--- start ---

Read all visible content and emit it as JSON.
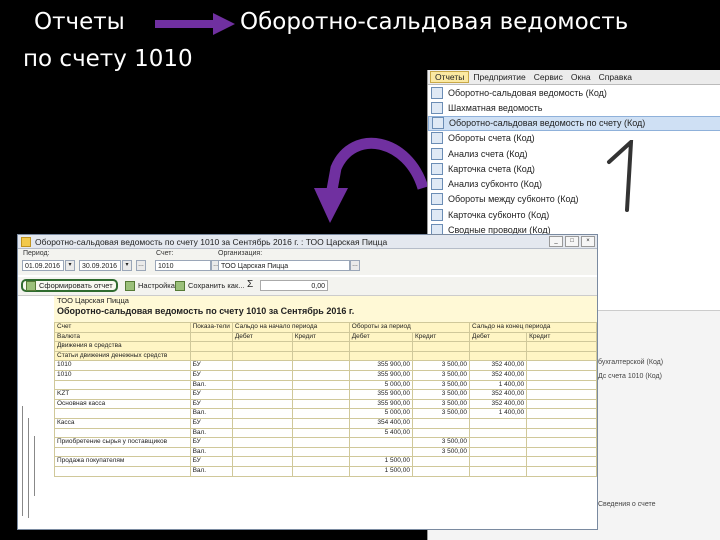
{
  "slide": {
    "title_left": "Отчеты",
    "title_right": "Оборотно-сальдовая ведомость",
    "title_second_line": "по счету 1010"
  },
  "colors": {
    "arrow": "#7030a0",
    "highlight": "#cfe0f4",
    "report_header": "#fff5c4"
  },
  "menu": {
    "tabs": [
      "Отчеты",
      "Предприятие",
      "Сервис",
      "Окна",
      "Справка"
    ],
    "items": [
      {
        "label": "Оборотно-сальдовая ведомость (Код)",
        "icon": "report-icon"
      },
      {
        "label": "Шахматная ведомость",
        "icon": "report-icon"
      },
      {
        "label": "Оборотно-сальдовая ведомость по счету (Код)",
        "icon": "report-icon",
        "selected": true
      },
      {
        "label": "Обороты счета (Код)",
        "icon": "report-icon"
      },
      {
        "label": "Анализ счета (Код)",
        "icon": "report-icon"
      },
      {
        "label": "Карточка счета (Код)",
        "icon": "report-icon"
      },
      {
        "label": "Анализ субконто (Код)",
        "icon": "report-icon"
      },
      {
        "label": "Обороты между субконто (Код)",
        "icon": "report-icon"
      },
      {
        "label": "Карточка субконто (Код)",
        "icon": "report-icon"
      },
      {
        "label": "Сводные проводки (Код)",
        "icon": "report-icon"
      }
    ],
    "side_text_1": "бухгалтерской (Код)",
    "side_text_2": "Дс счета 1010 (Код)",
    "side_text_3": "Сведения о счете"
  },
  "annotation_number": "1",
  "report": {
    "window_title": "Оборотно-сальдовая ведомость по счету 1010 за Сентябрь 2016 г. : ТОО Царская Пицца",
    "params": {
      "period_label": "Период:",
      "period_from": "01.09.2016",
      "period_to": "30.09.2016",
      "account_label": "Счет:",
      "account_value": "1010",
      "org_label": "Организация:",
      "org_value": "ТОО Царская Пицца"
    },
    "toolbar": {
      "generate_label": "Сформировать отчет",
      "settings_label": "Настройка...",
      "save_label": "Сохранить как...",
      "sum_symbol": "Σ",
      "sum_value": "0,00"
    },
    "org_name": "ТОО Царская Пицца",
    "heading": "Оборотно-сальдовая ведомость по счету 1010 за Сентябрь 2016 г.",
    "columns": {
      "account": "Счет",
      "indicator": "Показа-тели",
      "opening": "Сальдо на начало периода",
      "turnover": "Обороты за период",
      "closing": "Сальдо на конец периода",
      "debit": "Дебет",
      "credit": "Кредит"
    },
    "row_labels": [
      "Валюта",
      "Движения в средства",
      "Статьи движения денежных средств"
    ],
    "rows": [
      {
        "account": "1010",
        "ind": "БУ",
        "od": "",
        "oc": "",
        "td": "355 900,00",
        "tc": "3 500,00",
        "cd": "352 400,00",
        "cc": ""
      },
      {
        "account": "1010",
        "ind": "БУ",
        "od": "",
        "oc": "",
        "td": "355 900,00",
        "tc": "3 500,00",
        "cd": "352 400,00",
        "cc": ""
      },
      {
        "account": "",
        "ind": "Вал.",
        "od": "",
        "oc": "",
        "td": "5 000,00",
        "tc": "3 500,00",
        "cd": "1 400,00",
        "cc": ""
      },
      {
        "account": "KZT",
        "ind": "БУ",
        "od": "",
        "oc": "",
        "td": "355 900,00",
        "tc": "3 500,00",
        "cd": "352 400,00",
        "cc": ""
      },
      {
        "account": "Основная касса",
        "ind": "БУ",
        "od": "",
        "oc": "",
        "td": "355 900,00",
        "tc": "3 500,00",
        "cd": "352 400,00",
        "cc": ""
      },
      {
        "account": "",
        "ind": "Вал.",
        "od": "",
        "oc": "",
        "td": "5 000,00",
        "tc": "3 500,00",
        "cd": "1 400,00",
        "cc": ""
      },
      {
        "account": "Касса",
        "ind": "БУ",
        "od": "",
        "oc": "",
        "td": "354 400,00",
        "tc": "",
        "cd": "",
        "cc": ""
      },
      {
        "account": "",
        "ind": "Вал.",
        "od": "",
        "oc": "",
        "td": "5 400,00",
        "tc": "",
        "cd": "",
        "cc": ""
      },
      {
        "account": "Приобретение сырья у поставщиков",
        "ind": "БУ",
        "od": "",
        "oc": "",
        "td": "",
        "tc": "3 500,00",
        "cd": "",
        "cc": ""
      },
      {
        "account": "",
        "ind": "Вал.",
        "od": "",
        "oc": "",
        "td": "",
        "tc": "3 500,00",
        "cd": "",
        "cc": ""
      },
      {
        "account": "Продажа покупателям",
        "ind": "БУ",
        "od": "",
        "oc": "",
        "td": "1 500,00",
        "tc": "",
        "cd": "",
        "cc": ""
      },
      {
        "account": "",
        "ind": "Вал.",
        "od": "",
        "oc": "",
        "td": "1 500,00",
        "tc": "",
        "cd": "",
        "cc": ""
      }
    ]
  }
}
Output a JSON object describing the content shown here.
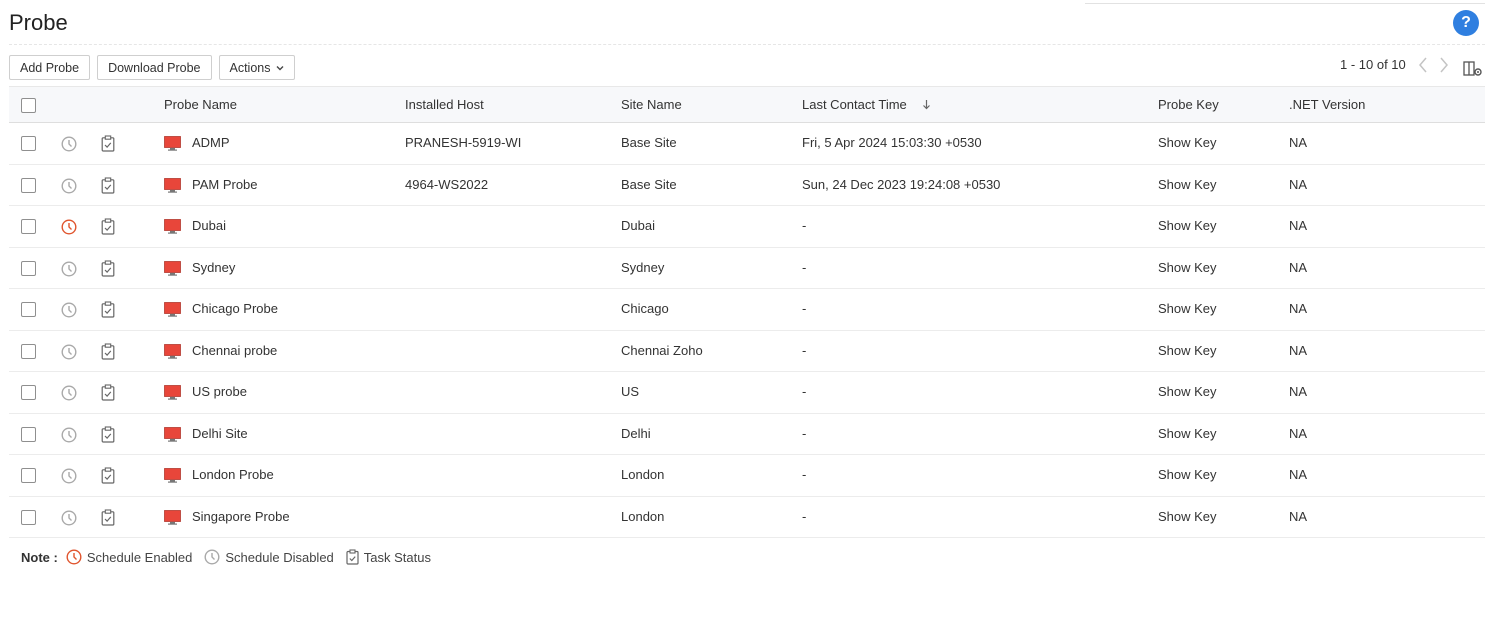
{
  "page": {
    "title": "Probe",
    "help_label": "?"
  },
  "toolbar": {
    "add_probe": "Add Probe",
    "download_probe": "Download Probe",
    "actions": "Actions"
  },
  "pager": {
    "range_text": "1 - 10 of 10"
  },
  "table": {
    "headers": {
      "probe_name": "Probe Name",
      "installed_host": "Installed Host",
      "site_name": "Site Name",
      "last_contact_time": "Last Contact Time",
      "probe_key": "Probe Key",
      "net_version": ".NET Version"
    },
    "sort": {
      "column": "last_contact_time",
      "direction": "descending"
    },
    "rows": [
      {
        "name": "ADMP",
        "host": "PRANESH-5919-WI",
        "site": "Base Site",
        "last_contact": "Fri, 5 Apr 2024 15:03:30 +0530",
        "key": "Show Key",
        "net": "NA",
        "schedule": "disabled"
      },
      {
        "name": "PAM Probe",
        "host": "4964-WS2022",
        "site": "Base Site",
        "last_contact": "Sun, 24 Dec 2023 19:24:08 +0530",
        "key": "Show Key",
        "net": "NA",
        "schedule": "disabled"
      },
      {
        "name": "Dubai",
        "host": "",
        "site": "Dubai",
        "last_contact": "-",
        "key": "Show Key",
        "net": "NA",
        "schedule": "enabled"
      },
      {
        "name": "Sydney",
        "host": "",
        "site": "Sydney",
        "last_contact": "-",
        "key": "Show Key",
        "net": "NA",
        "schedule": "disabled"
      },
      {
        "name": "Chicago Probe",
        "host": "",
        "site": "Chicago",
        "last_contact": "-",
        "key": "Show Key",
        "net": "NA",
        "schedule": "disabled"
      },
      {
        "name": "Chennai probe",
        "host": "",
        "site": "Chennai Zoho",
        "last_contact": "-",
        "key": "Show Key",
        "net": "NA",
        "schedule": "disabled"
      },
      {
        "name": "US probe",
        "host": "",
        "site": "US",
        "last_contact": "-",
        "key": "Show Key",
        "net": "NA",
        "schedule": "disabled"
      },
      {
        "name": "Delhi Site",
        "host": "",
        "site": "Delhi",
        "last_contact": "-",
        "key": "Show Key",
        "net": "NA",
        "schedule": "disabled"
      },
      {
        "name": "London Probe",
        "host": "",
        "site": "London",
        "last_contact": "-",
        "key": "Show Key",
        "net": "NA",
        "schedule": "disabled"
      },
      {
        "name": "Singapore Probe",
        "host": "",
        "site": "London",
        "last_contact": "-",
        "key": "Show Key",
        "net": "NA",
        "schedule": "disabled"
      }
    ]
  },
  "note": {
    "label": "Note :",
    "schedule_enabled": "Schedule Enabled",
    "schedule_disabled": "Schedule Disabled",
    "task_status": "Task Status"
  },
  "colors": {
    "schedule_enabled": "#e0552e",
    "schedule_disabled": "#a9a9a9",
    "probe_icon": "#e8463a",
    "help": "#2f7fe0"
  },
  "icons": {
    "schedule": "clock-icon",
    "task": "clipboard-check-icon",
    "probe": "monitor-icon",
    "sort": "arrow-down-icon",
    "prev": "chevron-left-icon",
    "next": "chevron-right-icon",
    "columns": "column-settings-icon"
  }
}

--- end ---

(EXERCISE OBJECTIVE):
Search the records for the word "content", then list every line that has it.

(ANSWER FOR THE TASK):
Read all visible content and emit it as JSON.
Output a JSON object describing the content shown here.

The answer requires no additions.